──────── Available data
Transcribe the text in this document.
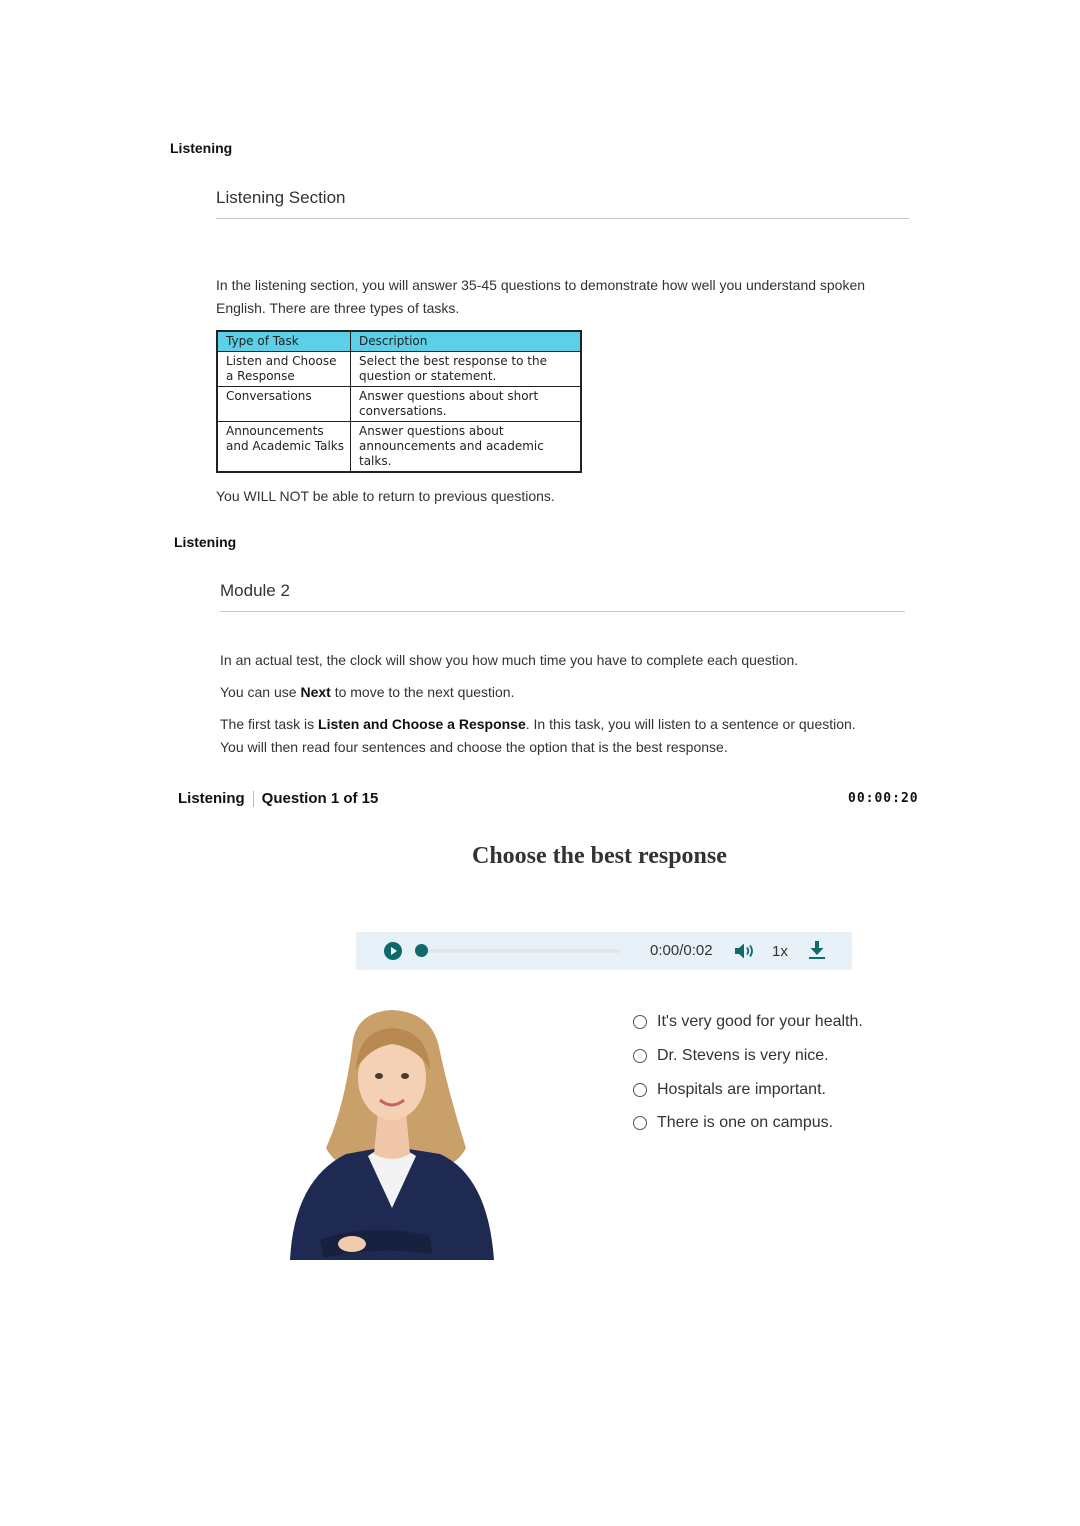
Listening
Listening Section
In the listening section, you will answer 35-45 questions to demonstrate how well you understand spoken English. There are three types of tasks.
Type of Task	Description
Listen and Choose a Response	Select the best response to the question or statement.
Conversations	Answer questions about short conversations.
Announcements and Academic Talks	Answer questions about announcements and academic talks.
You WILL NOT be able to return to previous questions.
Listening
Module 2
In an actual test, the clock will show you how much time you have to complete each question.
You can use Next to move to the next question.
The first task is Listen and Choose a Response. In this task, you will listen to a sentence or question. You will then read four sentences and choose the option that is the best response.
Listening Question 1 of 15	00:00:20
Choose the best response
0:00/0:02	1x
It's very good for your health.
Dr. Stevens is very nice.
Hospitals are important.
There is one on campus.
────────────────
Out of the material above, gather each line where "Choose" appears.

● Answer:
Listen and Choose a Response	Select the best response to the question or statement.
The first task is Listen and Choose a Response. In this task, you will listen to a sentence or question. You will then read four sentences and choose the option that is the best response.
Choose the best response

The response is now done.